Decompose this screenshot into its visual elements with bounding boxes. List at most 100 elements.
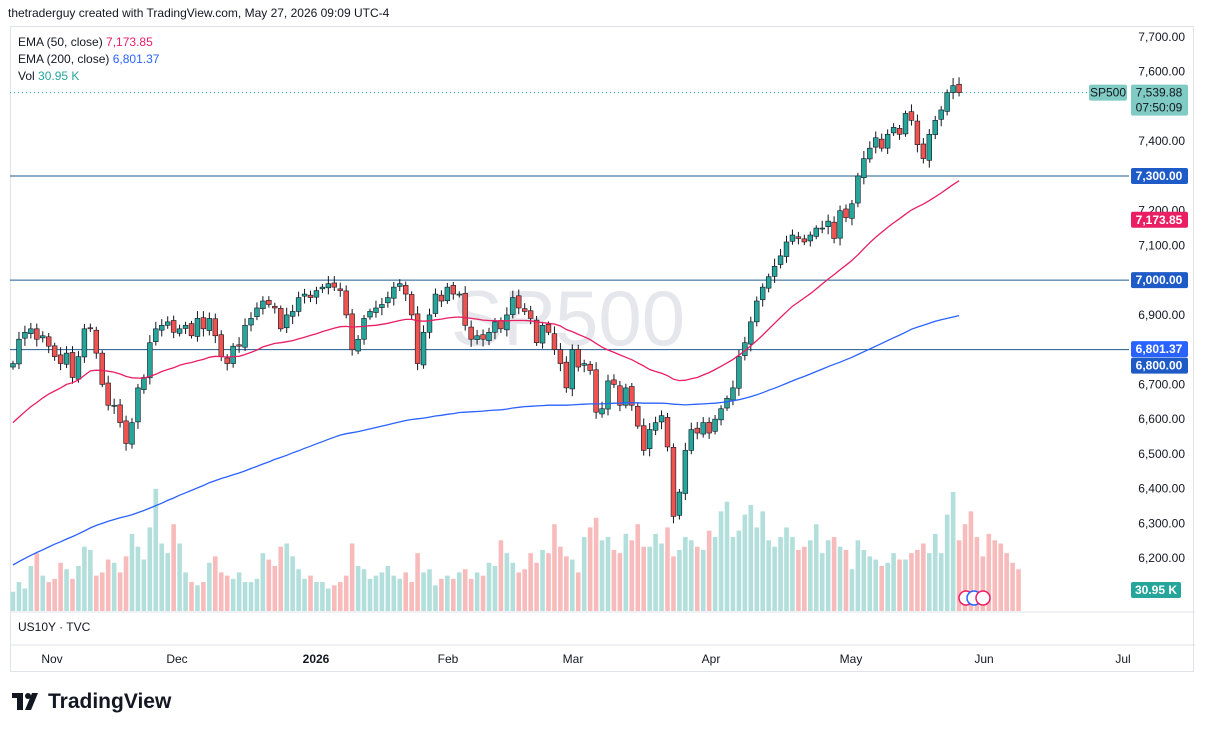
volume-bar [689, 540, 694, 611]
candle-body [706, 421, 712, 434]
candle-body [129, 422, 135, 445]
volume-bar [992, 540, 998, 611]
volume-bar [171, 524, 176, 611]
tradingview-logo-icon [12, 693, 38, 710]
volume-bar [516, 572, 522, 611]
candle-body [248, 318, 254, 326]
volume-bar [534, 562, 539, 611]
volume-bar [998, 543, 1003, 611]
legend-ema50[interactable]: EMA (50, close) 7,173.85 [18, 34, 153, 51]
volume-bar [183, 572, 188, 611]
candle-body [361, 318, 367, 340]
candle-body [557, 349, 564, 364]
volume-bar [52, 578, 57, 611]
volume-bar [349, 543, 355, 611]
volume-bar [778, 537, 783, 611]
candle-body [236, 344, 242, 347]
volume-bar [486, 562, 492, 611]
legend-value: 30.95 K [38, 69, 80, 83]
candle-body [188, 323, 195, 337]
price-tag-7300: 7,300.00 [1136, 169, 1183, 183]
candle-body [754, 300, 760, 323]
volume-bar [766, 540, 771, 611]
volume-bar [326, 588, 331, 611]
volume-bar [897, 559, 902, 611]
symbol-tag: SP500 [1090, 86, 1126, 100]
volume-bar [28, 566, 34, 611]
candle-body [355, 338, 361, 352]
volume-bar [706, 530, 712, 611]
candle-body [510, 297, 516, 315]
volume-bar [99, 572, 105, 611]
secondary-pane-label: US10Y · TVC [18, 620, 91, 634]
candle-body [170, 320, 177, 333]
volume-bar [867, 556, 873, 611]
candle-body [593, 369, 599, 413]
candle-body [640, 425, 647, 451]
volume-bar [903, 559, 908, 611]
volume-bar [153, 488, 159, 611]
chart-frame [10, 26, 1194, 672]
candle-body [22, 331, 28, 339]
volume-bar [58, 562, 63, 611]
candle-body [385, 297, 391, 304]
volume-bar [302, 578, 307, 611]
candle-body [843, 208, 849, 218]
candle-body [28, 328, 34, 334]
candle-body [688, 429, 695, 451]
volume-bar [468, 578, 474, 611]
volume-bar [308, 575, 313, 611]
volume-bar [82, 546, 87, 611]
candle-body [313, 290, 320, 298]
volume-bar [445, 575, 450, 611]
volume-bar [1010, 562, 1015, 611]
tradingview-logo[interactable]: TradingView [12, 690, 171, 714]
volume-bar [754, 527, 760, 611]
candle-body [432, 293, 439, 314]
volume-bar [504, 553, 510, 611]
candle-body [807, 234, 814, 242]
volume-bar [712, 537, 718, 611]
volume-bar [40, 575, 46, 611]
candle-body [182, 325, 189, 329]
volume-bar [730, 537, 736, 611]
volume-bar [968, 511, 974, 611]
volume-bar [605, 537, 611, 611]
candle-body [849, 203, 855, 219]
volume-bar [343, 575, 349, 611]
y-axis-tick: 6,300.00 [1138, 516, 1185, 530]
candle-body [474, 335, 480, 340]
y-axis-tick: 7,600.00 [1138, 65, 1185, 79]
candle-body [563, 361, 570, 389]
candle-body [920, 143, 927, 159]
candle-body [914, 120, 921, 145]
volume-bar [742, 514, 748, 611]
candle-body [51, 345, 58, 357]
volume-bar [921, 543, 926, 611]
volume-bar [927, 553, 932, 611]
volume-bar [623, 533, 629, 611]
candle-body [533, 319, 540, 344]
candle-body [289, 311, 296, 317]
ema50-line [12, 180, 960, 424]
volume-bar [498, 540, 504, 611]
x-axis-tick: Feb [438, 652, 459, 666]
legend-volume[interactable]: Vol 30.95 K [18, 68, 79, 85]
candle-body [45, 336, 52, 347]
volume-bar [385, 566, 391, 611]
candle-body [795, 236, 802, 239]
candle-body [40, 335, 46, 339]
legend-ema200[interactable]: EMA (200, close) 6,801.37 [18, 51, 159, 68]
volume-bar [480, 575, 486, 611]
volume-bar [849, 569, 855, 611]
candle-body [498, 320, 504, 330]
candle-body [117, 404, 123, 423]
legend-label: EMA (200, close) [18, 52, 110, 66]
candle-body [10, 363, 16, 368]
volume-bar [159, 543, 165, 611]
volume-bar [570, 559, 575, 611]
volume-bar [760, 511, 765, 611]
candle-body [855, 175, 861, 204]
volume-bar [879, 566, 884, 611]
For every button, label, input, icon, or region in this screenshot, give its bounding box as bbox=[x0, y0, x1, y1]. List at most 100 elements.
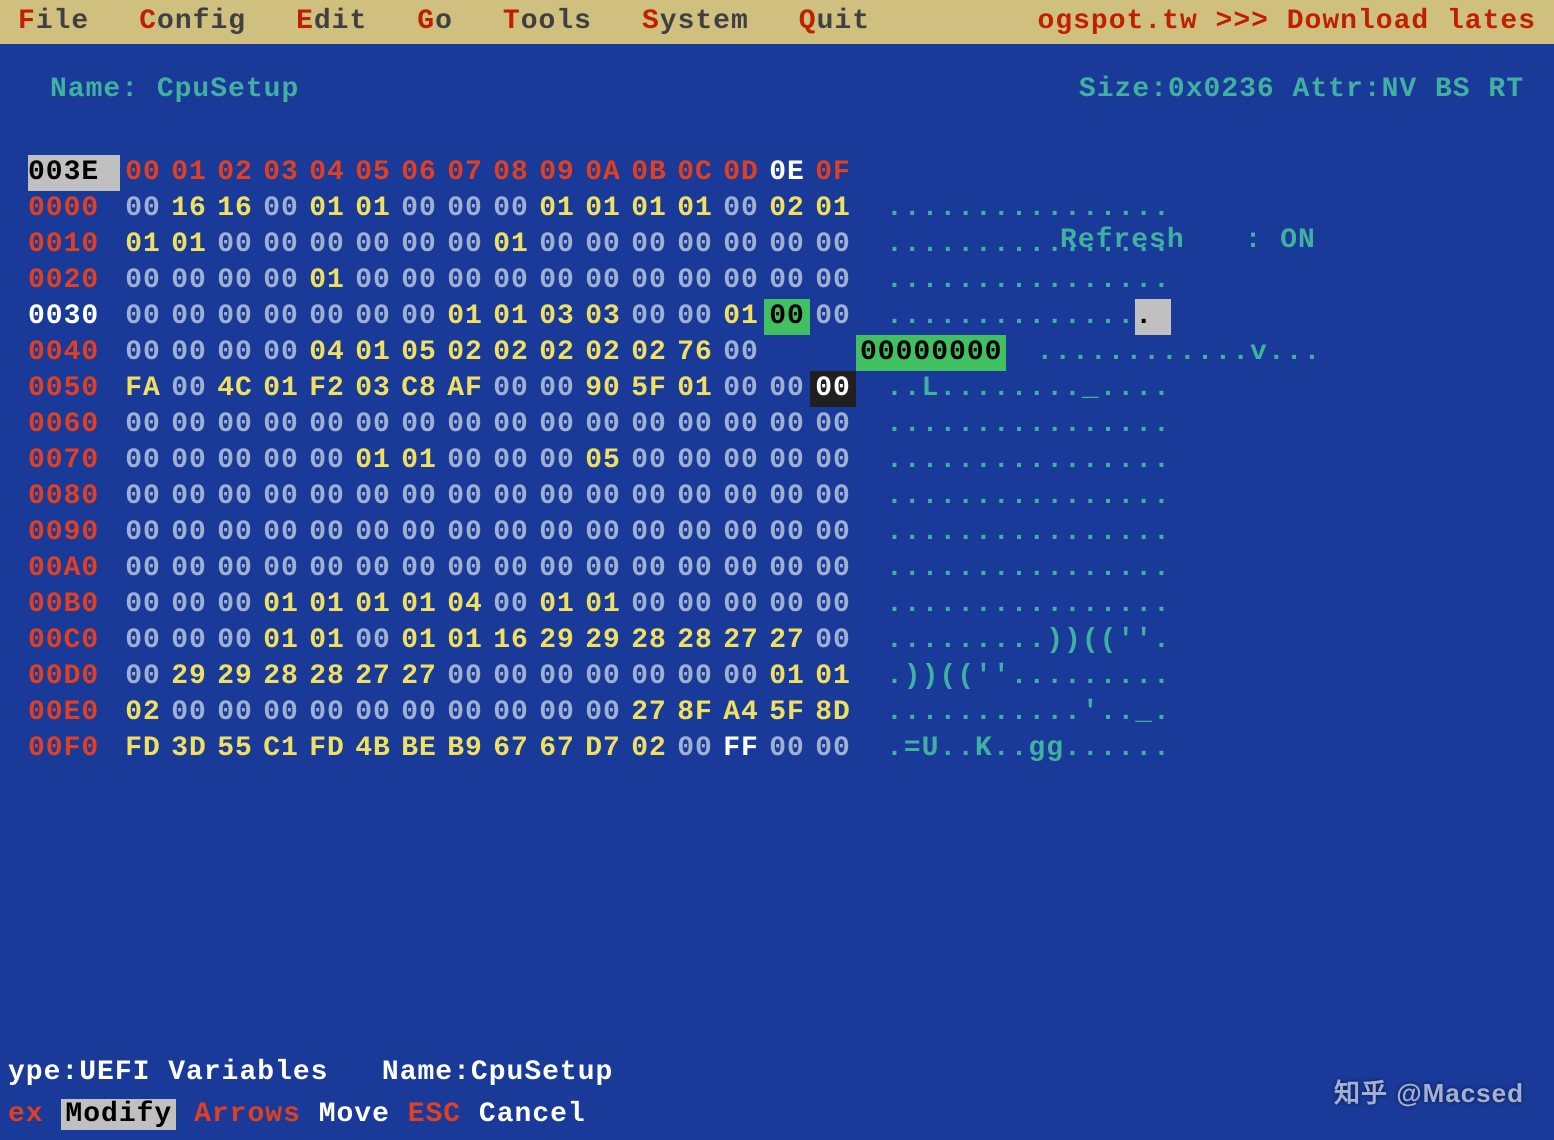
hex-byte[interactable]: 03 bbox=[350, 371, 396, 407]
hex-byte[interactable]: 03 bbox=[534, 299, 580, 335]
hex-byte[interactable]: 00 bbox=[304, 443, 350, 479]
hex-byte[interactable]: 00 bbox=[810, 227, 856, 263]
hex-byte[interactable]: 00 bbox=[626, 587, 672, 623]
hex-byte[interactable]: 28 bbox=[258, 659, 304, 695]
hex-row[interactable]: 009000000000000000000000000000000000....… bbox=[28, 515, 1554, 551]
hex-byte[interactable]: 29 bbox=[580, 623, 626, 659]
hex-byte[interactable]: 00 bbox=[396, 695, 442, 731]
hex-byte[interactable]: 01 bbox=[672, 371, 718, 407]
hex-byte[interactable]: 00 bbox=[120, 335, 166, 371]
hex-byte[interactable]: 04 bbox=[304, 335, 350, 371]
hex-byte[interactable]: 00 bbox=[672, 407, 718, 443]
hex-byte[interactable]: 00 bbox=[166, 335, 212, 371]
hex-byte[interactable]: F2 bbox=[304, 371, 350, 407]
hex-row[interactable]: 001001010000000000000100000000000000....… bbox=[28, 227, 1554, 263]
hex-byte[interactable]: 00 bbox=[396, 407, 442, 443]
hex-byte[interactable]: 05 bbox=[396, 335, 442, 371]
hex-byte[interactable]: 00 bbox=[304, 299, 350, 335]
hex-byte[interactable]: 00 bbox=[718, 587, 764, 623]
hex-byte[interactable]: 00 bbox=[764, 515, 810, 551]
hex-byte[interactable]: 01 bbox=[534, 587, 580, 623]
hex-byte[interactable]: BE bbox=[396, 731, 442, 767]
menu-uit[interactable]: Quit bbox=[799, 0, 870, 44]
hex-byte[interactable]: 00 bbox=[626, 443, 672, 479]
hex-byte[interactable]: 00 bbox=[810, 443, 856, 479]
hex-byte[interactable]: 27 bbox=[396, 659, 442, 695]
hex-byte[interactable]: 00 bbox=[304, 515, 350, 551]
hex-byte[interactable]: 00 bbox=[626, 551, 672, 587]
hex-byte[interactable]: 00 bbox=[212, 695, 258, 731]
hex-byte[interactable]: 00 bbox=[212, 515, 258, 551]
hex-byte[interactable]: 00 bbox=[626, 299, 672, 335]
hex-byte[interactable]: 28 bbox=[626, 623, 672, 659]
hex-byte[interactable]: 01 bbox=[810, 659, 856, 695]
hex-byte[interactable]: 02 bbox=[212, 155, 258, 191]
hex-byte[interactable]: 00 bbox=[258, 263, 304, 299]
hex-byte[interactable]: 00 bbox=[396, 191, 442, 227]
hex-byte[interactable]: 00 bbox=[120, 623, 166, 659]
hex-byte[interactable]: 01 bbox=[166, 155, 212, 191]
hex-byte[interactable]: 00 bbox=[120, 659, 166, 695]
hex-byte[interactable]: 00 bbox=[120, 587, 166, 623]
hex-byte[interactable]: 00 bbox=[350, 551, 396, 587]
hex-byte[interactable]: 00 bbox=[672, 299, 718, 335]
hex-byte[interactable]: 07 bbox=[442, 155, 488, 191]
hex-byte[interactable]: 00 bbox=[166, 551, 212, 587]
hex-byte[interactable]: 00 bbox=[672, 227, 718, 263]
hex-byte[interactable]: 29 bbox=[212, 659, 258, 695]
hex-byte[interactable]: 00 bbox=[764, 587, 810, 623]
hex-byte[interactable]: 00 bbox=[166, 515, 212, 551]
hex-byte[interactable]: 00 bbox=[258, 443, 304, 479]
hex-byte[interactable]: 00 bbox=[304, 551, 350, 587]
hex-byte[interactable]: FA bbox=[120, 371, 166, 407]
hex-byte[interactable]: 00 bbox=[534, 659, 580, 695]
hex-byte[interactable]: 00 bbox=[718, 407, 764, 443]
hex-byte[interactable]: 00 bbox=[166, 371, 212, 407]
hex-byte[interactable]: 00 bbox=[350, 515, 396, 551]
hex-byte[interactable]: 00 bbox=[534, 695, 580, 731]
hex-byte[interactable]: 00 bbox=[442, 443, 488, 479]
hex-byte[interactable]: 01 bbox=[166, 227, 212, 263]
hex-byte[interactable]: 00 bbox=[442, 407, 488, 443]
hex-byte[interactable]: 00 bbox=[350, 695, 396, 731]
hex-byte[interactable]: 76 bbox=[672, 335, 718, 371]
hex-byte[interactable]: 00 bbox=[442, 227, 488, 263]
hex-byte[interactable]: 00 bbox=[580, 659, 626, 695]
hex-row[interactable]: 00D000292928282727000000000000000101.))(… bbox=[28, 659, 1554, 695]
hex-byte[interactable]: 00 bbox=[718, 227, 764, 263]
hex-byte[interactable]: 00 bbox=[212, 299, 258, 335]
hex-byte[interactable]: 00 bbox=[350, 263, 396, 299]
hex-byte[interactable]: 00 bbox=[258, 191, 304, 227]
hex-byte[interactable]: 00 bbox=[718, 515, 764, 551]
hex-byte[interactable]: AF bbox=[442, 371, 488, 407]
hex-byte[interactable]: 08 bbox=[488, 155, 534, 191]
hex-byte[interactable]: 01 bbox=[304, 263, 350, 299]
hex-byte[interactable]: 00 bbox=[166, 407, 212, 443]
hex-byte[interactable]: 00 bbox=[488, 191, 534, 227]
hex-byte[interactable]: 00 bbox=[442, 191, 488, 227]
hex-edit-overlay[interactable]: 00000000 bbox=[856, 335, 1006, 371]
hex-byte[interactable]: 00 bbox=[810, 623, 856, 659]
hex-byte[interactable]: 00 bbox=[212, 263, 258, 299]
hex-byte[interactable]: 00 bbox=[764, 227, 810, 263]
menu-onfig[interactable]: Config bbox=[139, 0, 246, 44]
hex-byte[interactable]: 01 bbox=[350, 443, 396, 479]
hex-byte[interactable]: 0D bbox=[718, 155, 764, 191]
hex-byte[interactable]: 16 bbox=[488, 623, 534, 659]
hex-byte[interactable]: 00 bbox=[258, 227, 304, 263]
hex-byte[interactable]: 01 bbox=[442, 623, 488, 659]
hex-byte[interactable]: 00 bbox=[488, 407, 534, 443]
hex-row[interactable]: 0050FA004C01F203C8AF0000905F01000000..L.… bbox=[28, 371, 1554, 407]
hex-byte[interactable]: 00 bbox=[672, 479, 718, 515]
hex-byte[interactable]: 00 bbox=[258, 299, 304, 335]
hex-byte[interactable]: 4B bbox=[350, 731, 396, 767]
hex-byte[interactable]: 90 bbox=[580, 371, 626, 407]
hex-byte[interactable]: 01 bbox=[626, 191, 672, 227]
hex-byte[interactable]: 00 bbox=[212, 335, 258, 371]
hex-row[interactable]: 00E00200000000000000000000278FA45F8D....… bbox=[28, 695, 1554, 731]
hex-row[interactable]: 008000000000000000000000000000000000....… bbox=[28, 479, 1554, 515]
hex-byte[interactable]: 00 bbox=[350, 299, 396, 335]
hex-byte[interactable]: 0A bbox=[580, 155, 626, 191]
hex-byte[interactable]: 00 bbox=[350, 407, 396, 443]
hex-byte[interactable]: 01 bbox=[396, 587, 442, 623]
:::::
- _AIM OF THE TASK_
Reproduce word for word the lines of the listing above, starting at the line that contains "hex-byte[interactable]: 03 bbox=[350, 371, 396, 407]" and ending at the line that contains "hex-byte[interactable]: 28 bbox=[626, 623, 672, 659]", both of those lines included.

- _RESULT_
hex-byte[interactable]: 03 bbox=[350, 371, 396, 407]
hex-byte[interactable]: 03 bbox=[534, 299, 580, 335]
hex-byte[interactable]: 00 bbox=[304, 443, 350, 479]
hex-byte[interactable]: 00 bbox=[810, 227, 856, 263]
hex-byte[interactable]: 00 bbox=[626, 587, 672, 623]
hex-byte[interactable]: 28 bbox=[258, 659, 304, 695]
hex-row[interactable]: 009000000000000000000000000000000000....… bbox=[28, 515, 1554, 551]
hex-byte[interactable]: 29 bbox=[580, 623, 626, 659]
hex-byte[interactable]: 00 bbox=[396, 695, 442, 731]
hex-byte[interactable]: 01 bbox=[672, 371, 718, 407]
hex-byte[interactable]: 00 bbox=[120, 335, 166, 371]
hex-byte[interactable]: 04 bbox=[304, 335, 350, 371]
hex-byte[interactable]: 00 bbox=[672, 407, 718, 443]
hex-byte[interactable]: 00 bbox=[166, 335, 212, 371]
hex-byte[interactable]: F2 bbox=[304, 371, 350, 407]
hex-row[interactable]: 001001010000000000000100000000000000....… bbox=[28, 227, 1554, 263]
hex-byte[interactable]: 00 bbox=[396, 407, 442, 443]
hex-byte[interactable]: 05 bbox=[396, 335, 442, 371]
hex-byte[interactable]: 00 bbox=[304, 299, 350, 335]
hex-byte[interactable]: 00 bbox=[718, 587, 764, 623]
hex-byte[interactable]: 00 bbox=[764, 515, 810, 551]
hex-byte[interactable]: 01 bbox=[534, 587, 580, 623]
hex-byte[interactable]: BE bbox=[396, 731, 442, 767]
menu-uit[interactable]: Quit bbox=[799, 0, 870, 44]
hex-byte[interactable]: 00 bbox=[626, 443, 672, 479]
hex-byte[interactable]: 00 bbox=[810, 443, 856, 479]
hex-byte[interactable]: 27 bbox=[396, 659, 442, 695]
hex-byte[interactable]: 00 bbox=[304, 515, 350, 551]
hex-byte[interactable]: 00 bbox=[626, 551, 672, 587]
hex-byte[interactable]: 00 bbox=[212, 695, 258, 731]
hex-byte[interactable]: 00 bbox=[212, 515, 258, 551]
hex-byte[interactable]: 00 bbox=[626, 299, 672, 335]
hex-byte[interactable]: 28 bbox=[626, 623, 672, 659]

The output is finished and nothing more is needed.